The material below should be written out in full and exactly; pictures stay out of the copy.

#####

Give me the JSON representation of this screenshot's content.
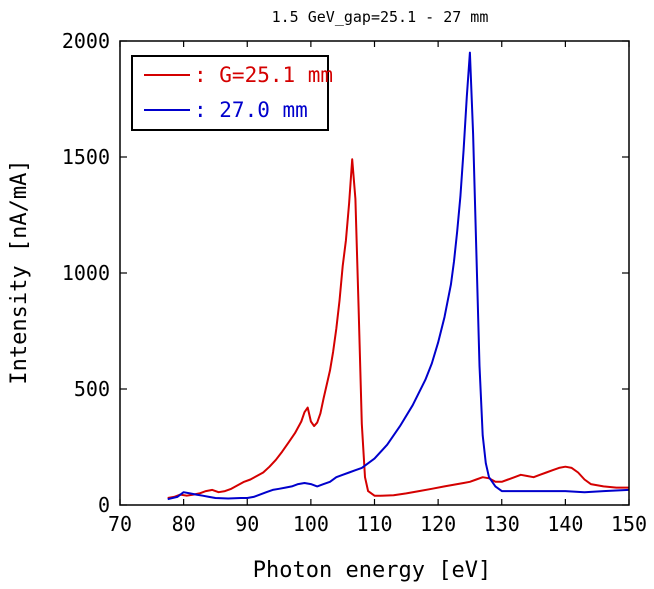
{
  "chart_data": {
    "type": "line",
    "title": "1.5 GeV_gap=25.1 - 27 mm",
    "xlabel": "Photon energy [eV]",
    "ylabel": "Intensity [nA/mA]",
    "xlim": [
      70,
      150
    ],
    "ylim": [
      0,
      2000
    ],
    "xticks": [
      70,
      80,
      90,
      100,
      110,
      120,
      130,
      140,
      150
    ],
    "yticks": [
      0,
      500,
      1000,
      1500,
      2000
    ],
    "grid": false,
    "legend_position": "top-left",
    "series": [
      {
        "name": ": G=25.1 mm",
        "color": "#d40000",
        "x": [
          77.5,
          78.5,
          79.5,
          80.5,
          81.5,
          82.5,
          83.5,
          84.5,
          85.5,
          86.5,
          87.5,
          88.5,
          89.5,
          90.5,
          91.5,
          92.5,
          93.5,
          94.5,
          95.5,
          96.5,
          97.5,
          98.5,
          99.0,
          99.5,
          100.0,
          100.5,
          101.0,
          101.5,
          102.0,
          102.5,
          103.0,
          103.5,
          104.0,
          104.5,
          105.0,
          105.5,
          106.0,
          106.5,
          107.0,
          107.5,
          108.0,
          108.5,
          109.0,
          110.0,
          111.0,
          113.0,
          115.0,
          117.0,
          119.0,
          121.0,
          123.0,
          124.0,
          125.0,
          126.0,
          127.0,
          128.0,
          129.0,
          130.0,
          131.0,
          132.0,
          133.0,
          134.0,
          135.0,
          136.0,
          137.0,
          138.0,
          139.0,
          140.0,
          141.0,
          142.0,
          143.0,
          144.0,
          146.0,
          148.0,
          150.0
        ],
        "values": [
          30,
          35,
          45,
          40,
          45,
          50,
          60,
          65,
          55,
          60,
          70,
          85,
          100,
          110,
          125,
          140,
          165,
          195,
          230,
          270,
          310,
          360,
          400,
          420,
          360,
          340,
          355,
          395,
          460,
          520,
          580,
          660,
          760,
          880,
          1030,
          1140,
          1300,
          1490,
          1320,
          850,
          350,
          120,
          60,
          40,
          40,
          42,
          50,
          60,
          70,
          80,
          90,
          95,
          100,
          110,
          120,
          115,
          100,
          100,
          110,
          120,
          130,
          125,
          120,
          130,
          140,
          150,
          160,
          165,
          160,
          140,
          110,
          90,
          80,
          75,
          75
        ]
      },
      {
        "name": ": 27.0 mm",
        "color": "#0000cc",
        "x": [
          77.5,
          79.0,
          80.0,
          81.0,
          82.0,
          83.0,
          84.0,
          85.0,
          87.0,
          89.0,
          90.0,
          91.0,
          92.0,
          93.0,
          94.0,
          95.0,
          96.0,
          97.0,
          98.0,
          99.0,
          100.0,
          101.0,
          102.0,
          103.0,
          104.0,
          105.0,
          106.0,
          107.0,
          108.0,
          110.0,
          112.0,
          114.0,
          116.0,
          118.0,
          119.0,
          120.0,
          121.0,
          122.0,
          122.5,
          123.0,
          123.5,
          124.0,
          124.5,
          125.0,
          125.5,
          126.0,
          126.5,
          127.0,
          127.5,
          128.0,
          129.0,
          130.0,
          132.0,
          135.0,
          140.0,
          143.0,
          146.0,
          150.0
        ],
        "values": [
          25,
          35,
          55,
          50,
          45,
          40,
          35,
          30,
          28,
          30,
          30,
          35,
          45,
          55,
          65,
          70,
          75,
          80,
          90,
          95,
          90,
          80,
          90,
          100,
          120,
          130,
          140,
          150,
          160,
          200,
          260,
          340,
          430,
          540,
          610,
          700,
          810,
          950,
          1050,
          1180,
          1330,
          1530,
          1760,
          1950,
          1600,
          1100,
          600,
          300,
          180,
          120,
          80,
          60,
          60,
          60,
          60,
          55,
          60,
          65
        ]
      }
    ]
  }
}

#####

## Response to the exercise
Give me the JSON representation of this screenshot's content.
{
  "chart_data": {
    "type": "line",
    "title": "1.5 GeV_gap=25.1 - 27 mm",
    "xlabel": "Photon energy [eV]",
    "ylabel": "Intensity [nA/mA]",
    "xlim": [
      70,
      150
    ],
    "ylim": [
      0,
      2000
    ],
    "xticks": [
      70,
      80,
      90,
      100,
      110,
      120,
      130,
      140,
      150
    ],
    "yticks": [
      0,
      500,
      1000,
      1500,
      2000
    ],
    "grid": false,
    "legend_position": "top-left",
    "series": [
      {
        "name": ": G=25.1 mm",
        "color": "#d40000",
        "x": [
          77.5,
          78.5,
          79.5,
          80.5,
          81.5,
          82.5,
          83.5,
          84.5,
          85.5,
          86.5,
          87.5,
          88.5,
          89.5,
          90.5,
          91.5,
          92.5,
          93.5,
          94.5,
          95.5,
          96.5,
          97.5,
          98.5,
          99.0,
          99.5,
          100.0,
          100.5,
          101.0,
          101.5,
          102.0,
          102.5,
          103.0,
          103.5,
          104.0,
          104.5,
          105.0,
          105.5,
          106.0,
          106.5,
          107.0,
          107.5,
          108.0,
          108.5,
          109.0,
          110.0,
          111.0,
          113.0,
          115.0,
          117.0,
          119.0,
          121.0,
          123.0,
          124.0,
          125.0,
          126.0,
          127.0,
          128.0,
          129.0,
          130.0,
          131.0,
          132.0,
          133.0,
          134.0,
          135.0,
          136.0,
          137.0,
          138.0,
          139.0,
          140.0,
          141.0,
          142.0,
          143.0,
          144.0,
          146.0,
          148.0,
          150.0
        ],
        "values": [
          30,
          35,
          45,
          40,
          45,
          50,
          60,
          65,
          55,
          60,
          70,
          85,
          100,
          110,
          125,
          140,
          165,
          195,
          230,
          270,
          310,
          360,
          400,
          420,
          360,
          340,
          355,
          395,
          460,
          520,
          580,
          660,
          760,
          880,
          1030,
          1140,
          1300,
          1490,
          1320,
          850,
          350,
          120,
          60,
          40,
          40,
          42,
          50,
          60,
          70,
          80,
          90,
          95,
          100,
          110,
          120,
          115,
          100,
          100,
          110,
          120,
          130,
          125,
          120,
          130,
          140,
          150,
          160,
          165,
          160,
          140,
          110,
          90,
          80,
          75,
          75
        ]
      },
      {
        "name": ": 27.0 mm",
        "color": "#0000cc",
        "x": [
          77.5,
          79.0,
          80.0,
          81.0,
          82.0,
          83.0,
          84.0,
          85.0,
          87.0,
          89.0,
          90.0,
          91.0,
          92.0,
          93.0,
          94.0,
          95.0,
          96.0,
          97.0,
          98.0,
          99.0,
          100.0,
          101.0,
          102.0,
          103.0,
          104.0,
          105.0,
          106.0,
          107.0,
          108.0,
          110.0,
          112.0,
          114.0,
          116.0,
          118.0,
          119.0,
          120.0,
          121.0,
          122.0,
          122.5,
          123.0,
          123.5,
          124.0,
          124.5,
          125.0,
          125.5,
          126.0,
          126.5,
          127.0,
          127.5,
          128.0,
          129.0,
          130.0,
          132.0,
          135.0,
          140.0,
          143.0,
          146.0,
          150.0
        ],
        "values": [
          25,
          35,
          55,
          50,
          45,
          40,
          35,
          30,
          28,
          30,
          30,
          35,
          45,
          55,
          65,
          70,
          75,
          80,
          90,
          95,
          90,
          80,
          90,
          100,
          120,
          130,
          140,
          150,
          160,
          200,
          260,
          340,
          430,
          540,
          610,
          700,
          810,
          950,
          1050,
          1180,
          1330,
          1530,
          1760,
          1950,
          1600,
          1100,
          600,
          300,
          180,
          120,
          80,
          60,
          60,
          60,
          60,
          55,
          60,
          65
        ]
      }
    ]
  }
}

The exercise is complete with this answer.